Dataset rows
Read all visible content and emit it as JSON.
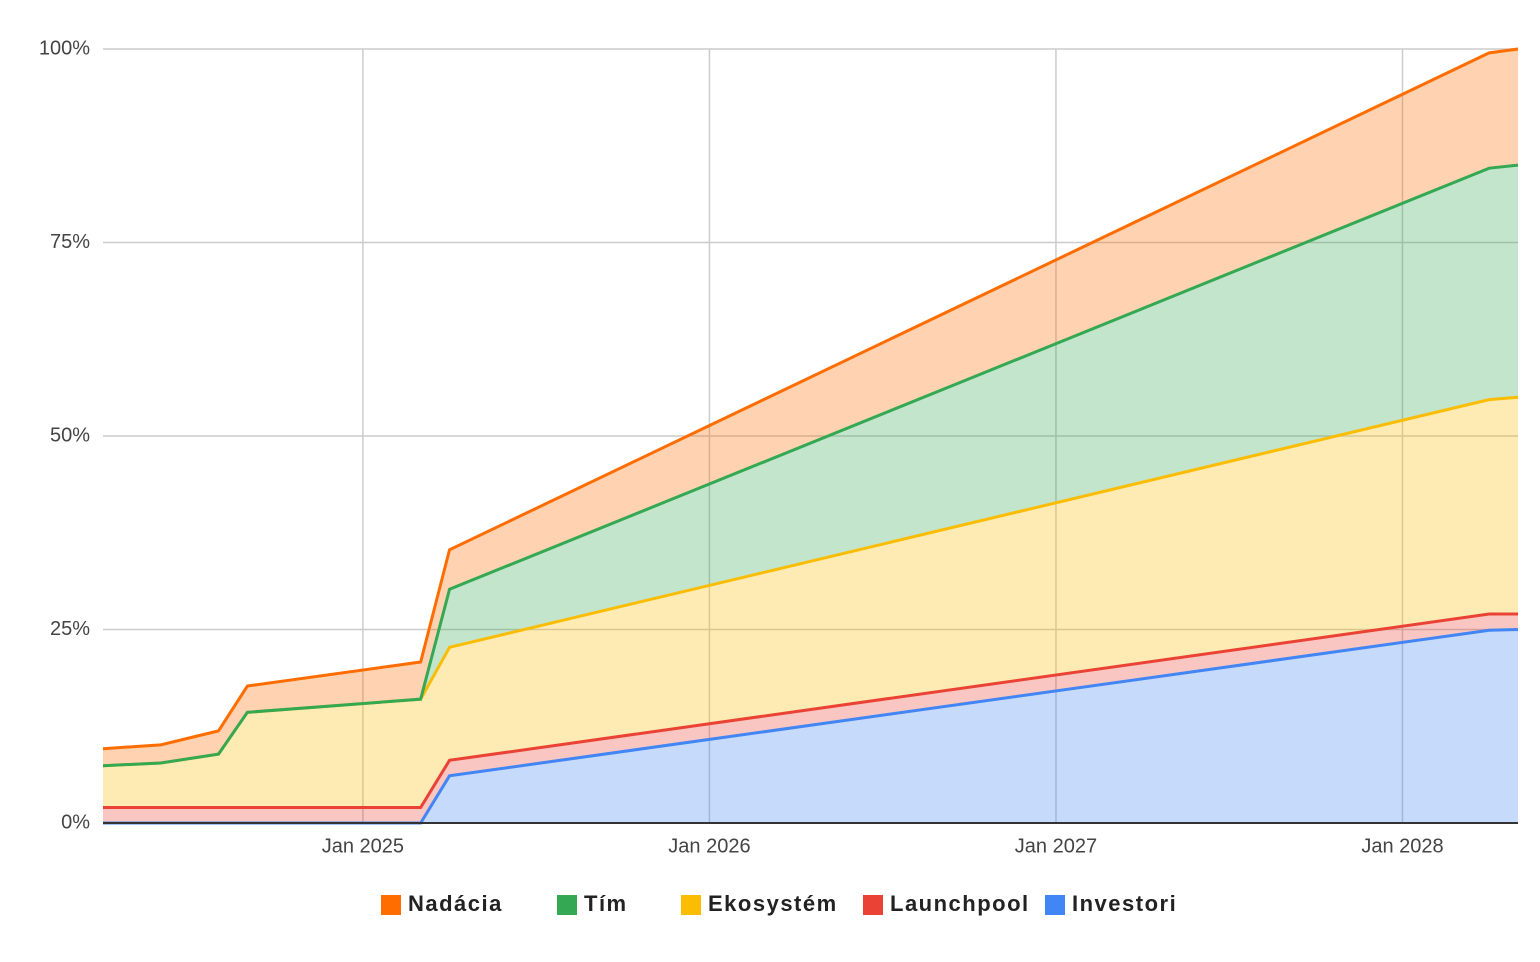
{
  "chart_data": {
    "type": "stacked-area",
    "x": [
      "2024-04",
      "2024-06",
      "2024-08",
      "2024-09",
      "2025-03",
      "2025-04",
      "2028-04",
      "2028-05"
    ],
    "series": [
      {
        "name": "Nadácia",
        "color": "#ff6d01",
        "values": [
          2.2,
          2.35,
          3.0,
          3.4,
          4.8,
          5.1,
          14.9,
          15
        ]
      },
      {
        "name": "Tím",
        "color": "#34a853",
        "values": [
          0,
          0,
          0,
          0,
          0,
          7.5,
          29.9,
          30
        ]
      },
      {
        "name": "Ekosystém",
        "color": "#fbbc04",
        "values": [
          5.4,
          5.75,
          6.9,
          12.3,
          14.0,
          14.6,
          27.7,
          28
        ]
      },
      {
        "name": "Launchpool",
        "color": "#ea4335",
        "values": [
          2,
          2,
          2,
          2,
          2,
          2,
          2.1,
          2
        ]
      },
      {
        "name": "Investori",
        "color": "#4285f4",
        "values": [
          0,
          0,
          0,
          0,
          0,
          6.1,
          24.9,
          25
        ]
      }
    ],
    "xlim": [
      "2024-04",
      "2028-05"
    ],
    "xticks": [
      {
        "value": "2025-01",
        "label": "Jan 2025"
      },
      {
        "value": "2026-01",
        "label": "Jan 2026"
      },
      {
        "value": "2027-01",
        "label": "Jan 2027"
      },
      {
        "value": "2028-01",
        "label": "Jan 2028"
      }
    ],
    "ylim": [
      0,
      100
    ],
    "yticks": [
      {
        "value": 0,
        "label": "0%"
      },
      {
        "value": 25,
        "label": "25%"
      },
      {
        "value": 50,
        "label": "50%"
      },
      {
        "value": 75,
        "label": "75%"
      },
      {
        "value": 100,
        "label": "100%"
      }
    ],
    "grid": true,
    "legend": "bottom"
  }
}
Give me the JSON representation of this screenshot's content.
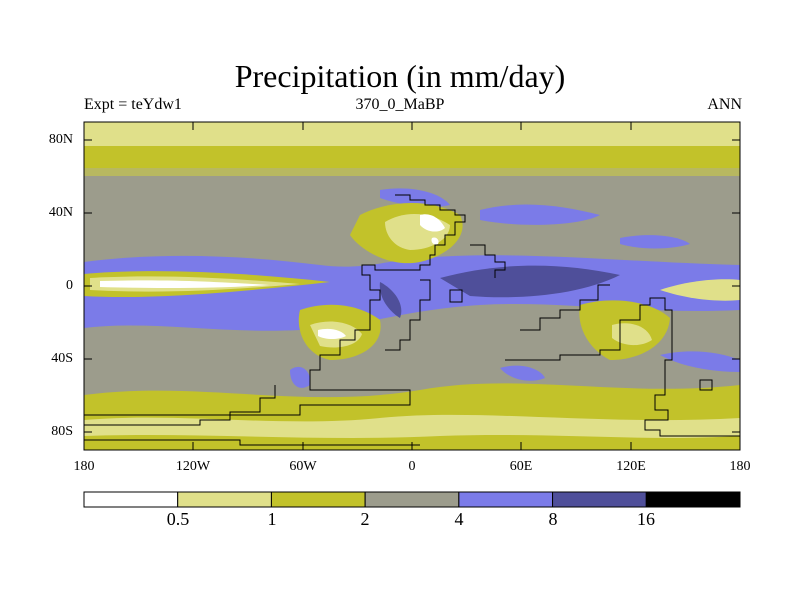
{
  "title": "Precipitation (in mm/day)",
  "subtitle": {
    "left": "Expt = teYdw1",
    "center": "370_0_MaBP",
    "right": "ANN"
  },
  "axes": {
    "lat_ticks": [
      "80N",
      "40N",
      "0",
      "40S",
      "80S"
    ],
    "lon_ticks": [
      "180",
      "120W",
      "60W",
      "0",
      "60E",
      "120E",
      "180"
    ]
  },
  "colorbar": {
    "labels": [
      "0.5",
      "1",
      "2",
      "4",
      "8",
      "16"
    ],
    "colors": [
      "#ffffff",
      "#e0e08a",
      "#c2c22a",
      "#9c9c8c",
      "#7b7be8",
      "#4f4f9a",
      "#000000"
    ]
  }
}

> [WHAT IS ASKED]:
Reproduce every record above exactly, but leave out the pictures.

> [FULL SOLUTION]:
Read all visible content and emit it as JSON.
{
  "chart_data": {
    "type": "stacked-area",
    "x": [
      "2024-04",
      "2024-06",
      "2024-08",
      "2024-09",
      "2025-03",
      "2025-04",
      "2028-04",
      "2028-05"
    ],
    "series": [
      {
        "name": "Nadácia",
        "color": "#ff6d01",
        "values": [
          2.2,
          2.35,
          3.0,
          3.4,
          4.8,
          5.1,
          14.9,
          15
        ]
      },
      {
        "name": "Tím",
        "color": "#34a853",
        "values": [
          0,
          0,
          0,
          0,
          0,
          7.5,
          29.9,
          30
        ]
      },
      {
        "name": "Ekosystém",
        "color": "#fbbc04",
        "values": [
          5.4,
          5.75,
          6.9,
          12.3,
          14.0,
          14.6,
          27.7,
          28
        ]
      },
      {
        "name": "Launchpool",
        "color": "#ea4335",
        "values": [
          2,
          2,
          2,
          2,
          2,
          2,
          2.1,
          2
        ]
      },
      {
        "name": "Investori",
        "color": "#4285f4",
        "values": [
          0,
          0,
          0,
          0,
          0,
          6.1,
          24.9,
          25
        ]
      }
    ],
    "xlim": [
      "2024-04",
      "2028-05"
    ],
    "xticks": [
      {
        "value": "2025-01",
        "label": "Jan 2025"
      },
      {
        "value": "2026-01",
        "label": "Jan 2026"
      },
      {
        "value": "2027-01",
        "label": "Jan 2027"
      },
      {
        "value": "2028-01",
        "label": "Jan 2028"
      }
    ],
    "ylim": [
      0,
      100
    ],
    "yticks": [
      {
        "value": 0,
        "label": "0%"
      },
      {
        "value": 25,
        "label": "25%"
      },
      {
        "value": 50,
        "label": "50%"
      },
      {
        "value": 75,
        "label": "75%"
      },
      {
        "value": 100,
        "label": "100%"
      }
    ],
    "grid": true,
    "legend": "bottom"
  }
}
Give me the JSON representation of this screenshot's content.
{
  "title": "Precipitation (in mm/day)",
  "subtitle": {
    "left": "Expt = teYdw1",
    "center": "370_0_MaBP",
    "right": "ANN"
  },
  "axes": {
    "lat_ticks": [
      "80N",
      "40N",
      "0",
      "40S",
      "80S"
    ],
    "lon_ticks": [
      "180",
      "120W",
      "60W",
      "0",
      "60E",
      "120E",
      "180"
    ]
  },
  "colorbar": {
    "labels": [
      "0.5",
      "1",
      "2",
      "4",
      "8",
      "16"
    ],
    "colors": [
      "#ffffff",
      "#e0e08a",
      "#c2c22a",
      "#9c9c8c",
      "#7b7be8",
      "#4f4f9a",
      "#000000"
    ]
  }
}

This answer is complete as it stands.